* START GIVEN RECORDS *
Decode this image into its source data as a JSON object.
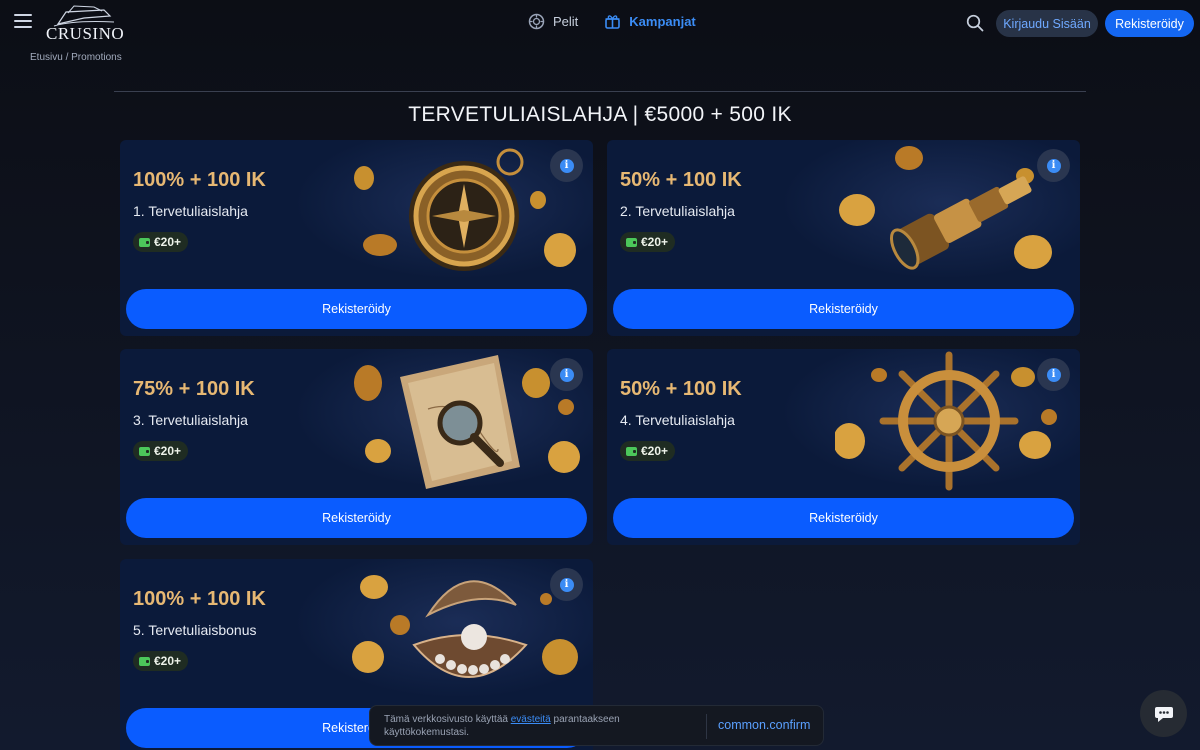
{
  "header": {
    "logo_text": "CRUSINO",
    "nav": [
      {
        "label": "Pelit",
        "icon": "games-icon"
      },
      {
        "label": "Kampanjat",
        "icon": "gift-icon"
      }
    ],
    "login_label": "Kirjaudu Sisään",
    "register_label": "Rekisteröidy"
  },
  "breadcrumb": "Etusivu / Promotions",
  "page_title": "TERVETULIAISLAHJA | €5000 + 500 IK",
  "cards": [
    {
      "amount": "100% + 100 IK",
      "name": "1.  Tervetuliaislahja",
      "min_deposit": "€20+",
      "button": "Rekisteröidy",
      "art": "compass"
    },
    {
      "amount": "50% + 100 IK",
      "name": "2.  Tervetuliaislahja",
      "min_deposit": "€20+",
      "button": "Rekisteröidy",
      "art": "spyglass"
    },
    {
      "amount": "75% + 100 IK",
      "name": "3.  Tervetuliaislahja",
      "min_deposit": "€20+",
      "button": "Rekisteröidy",
      "art": "map"
    },
    {
      "amount": "50% + 100 IK",
      "name": "4.  Tervetuliaislahja",
      "min_deposit": "€20+",
      "button": "Rekisteröidy",
      "art": "ship-wheel"
    },
    {
      "amount": "100% + 100 IK",
      "name": "5.  Tervetuliaisbonus",
      "min_deposit": "€20+",
      "button": "Rekisteröidy",
      "art": "pearl-shell"
    }
  ],
  "cookie": {
    "text_before": "Tämä verkkosivusto käyttää ",
    "link": "evästeitä",
    "text_after": " parantaakseen käyttökokemustasi.",
    "confirm": "common.confirm"
  },
  "colors": {
    "accent": "#0a5cff",
    "gold": "#e7b873",
    "card_bg": "#0b1a3a"
  }
}
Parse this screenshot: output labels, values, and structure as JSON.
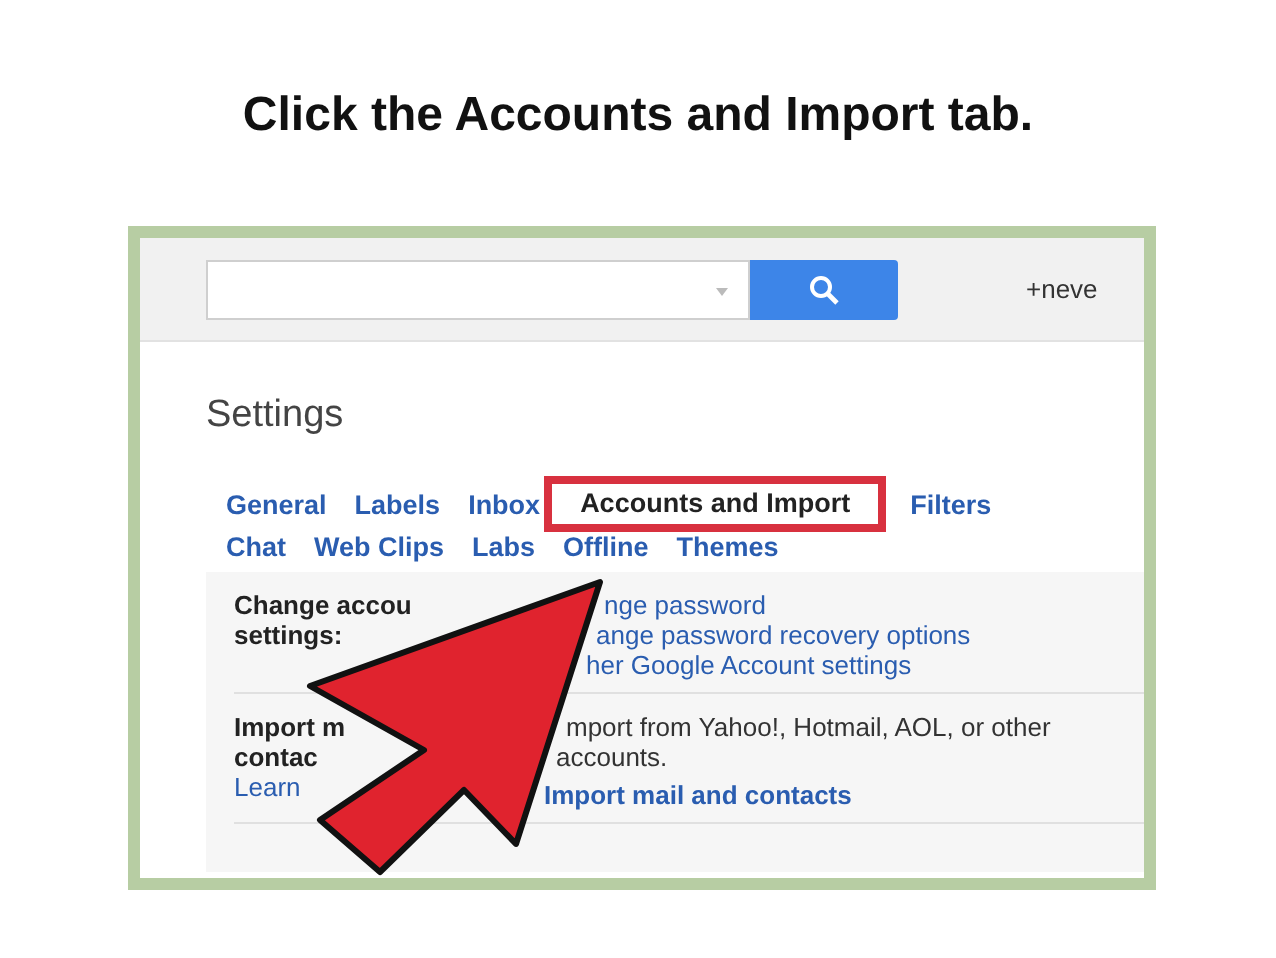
{
  "title": "Click the Accounts and Import tab.",
  "account_link": "+neve",
  "heading": "Settings",
  "tab_rows": [
    [
      {
        "label": "General",
        "selected": false
      },
      {
        "label": "Labels",
        "selected": false
      },
      {
        "label": "Inbox",
        "selected": false
      },
      {
        "label": "Accounts and Import",
        "selected": true
      },
      {
        "label": "Filters",
        "selected": false
      }
    ],
    [
      {
        "label": "Chat",
        "selected": false
      },
      {
        "label": "Web Clips",
        "selected": false
      },
      {
        "label": "Labs",
        "selected": false
      },
      {
        "label": "Offline",
        "selected": false
      },
      {
        "label": "Themes",
        "selected": false
      }
    ]
  ],
  "sections": [
    {
      "label": [
        {
          "kind": "text",
          "text": "Change accou"
        },
        {
          "kind": "text",
          "text": "settings:"
        }
      ],
      "content": [
        {
          "kind": "link",
          "text": "nge password"
        },
        {
          "kind": "link",
          "text": "ange password recovery options"
        },
        {
          "kind": "link",
          "text": "her Google Account settings"
        }
      ]
    },
    {
      "label": [
        {
          "kind": "text",
          "text": "Import m"
        },
        {
          "kind": "text",
          "text": "contac"
        },
        {
          "kind": "link",
          "text": "Learn"
        }
      ],
      "content": [
        {
          "kind": "text",
          "text": "mport from Yahoo!, Hotmail, AOL, or other"
        },
        {
          "kind": "text",
          "text": "accounts."
        },
        {
          "kind": "action",
          "text": "Import mail and contacts"
        }
      ]
    }
  ]
}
* END GIVEN RECORDS *
EXERCISE BRIEF> Write out all the records again, exactly, minus any pictures.

WRITTEN SOLUTION>
Decode this image into its source data as a JSON object.
{
  "header": {
    "logo_text": "CRUSINO",
    "nav": [
      {
        "label": "Pelit",
        "icon": "games-icon"
      },
      {
        "label": "Kampanjat",
        "icon": "gift-icon"
      }
    ],
    "login_label": "Kirjaudu Sisään",
    "register_label": "Rekisteröidy"
  },
  "breadcrumb": "Etusivu / Promotions",
  "page_title": "TERVETULIAISLAHJA | €5000 + 500 IK",
  "cards": [
    {
      "amount": "100% + 100 IK",
      "name": "1.  Tervetuliaislahja",
      "min_deposit": "€20+",
      "button": "Rekisteröidy",
      "art": "compass"
    },
    {
      "amount": "50% + 100 IK",
      "name": "2.  Tervetuliaislahja",
      "min_deposit": "€20+",
      "button": "Rekisteröidy",
      "art": "spyglass"
    },
    {
      "amount": "75% + 100 IK",
      "name": "3.  Tervetuliaislahja",
      "min_deposit": "€20+",
      "button": "Rekisteröidy",
      "art": "map"
    },
    {
      "amount": "50% + 100 IK",
      "name": "4.  Tervetuliaislahja",
      "min_deposit": "€20+",
      "button": "Rekisteröidy",
      "art": "ship-wheel"
    },
    {
      "amount": "100% + 100 IK",
      "name": "5.  Tervetuliaisbonus",
      "min_deposit": "€20+",
      "button": "Rekisteröidy",
      "art": "pearl-shell"
    }
  ],
  "cookie": {
    "text_before": "Tämä verkkosivusto käyttää ",
    "link": "evästeitä",
    "text_after": " parantaakseen käyttökokemustasi.",
    "confirm": "common.confirm"
  },
  "colors": {
    "accent": "#0a5cff",
    "gold": "#e7b873",
    "card_bg": "#0b1a3a"
  }
}
Parse this screenshot: output labels, values, and structure as JSON.
{
  "title": "Click the Accounts and Import tab.",
  "account_link": "+neve",
  "heading": "Settings",
  "tab_rows": [
    [
      {
        "label": "General",
        "selected": false
      },
      {
        "label": "Labels",
        "selected": false
      },
      {
        "label": "Inbox",
        "selected": false
      },
      {
        "label": "Accounts and Import",
        "selected": true
      },
      {
        "label": "Filters",
        "selected": false
      }
    ],
    [
      {
        "label": "Chat",
        "selected": false
      },
      {
        "label": "Web Clips",
        "selected": false
      },
      {
        "label": "Labs",
        "selected": false
      },
      {
        "label": "Offline",
        "selected": false
      },
      {
        "label": "Themes",
        "selected": false
      }
    ]
  ],
  "sections": [
    {
      "label": [
        {
          "kind": "text",
          "text": "Change accou"
        },
        {
          "kind": "text",
          "text": "settings:"
        }
      ],
      "content": [
        {
          "kind": "link",
          "text": "nge password"
        },
        {
          "kind": "link",
          "text": "ange password recovery options"
        },
        {
          "kind": "link",
          "text": "her Google Account settings"
        }
      ]
    },
    {
      "label": [
        {
          "kind": "text",
          "text": "Import m"
        },
        {
          "kind": "text",
          "text": "contac"
        },
        {
          "kind": "link",
          "text": "Learn"
        }
      ],
      "content": [
        {
          "kind": "text",
          "text": "mport from Yahoo!, Hotmail, AOL, or other"
        },
        {
          "kind": "text",
          "text": "accounts."
        },
        {
          "kind": "action",
          "text": "Import mail and contacts"
        }
      ]
    }
  ]
}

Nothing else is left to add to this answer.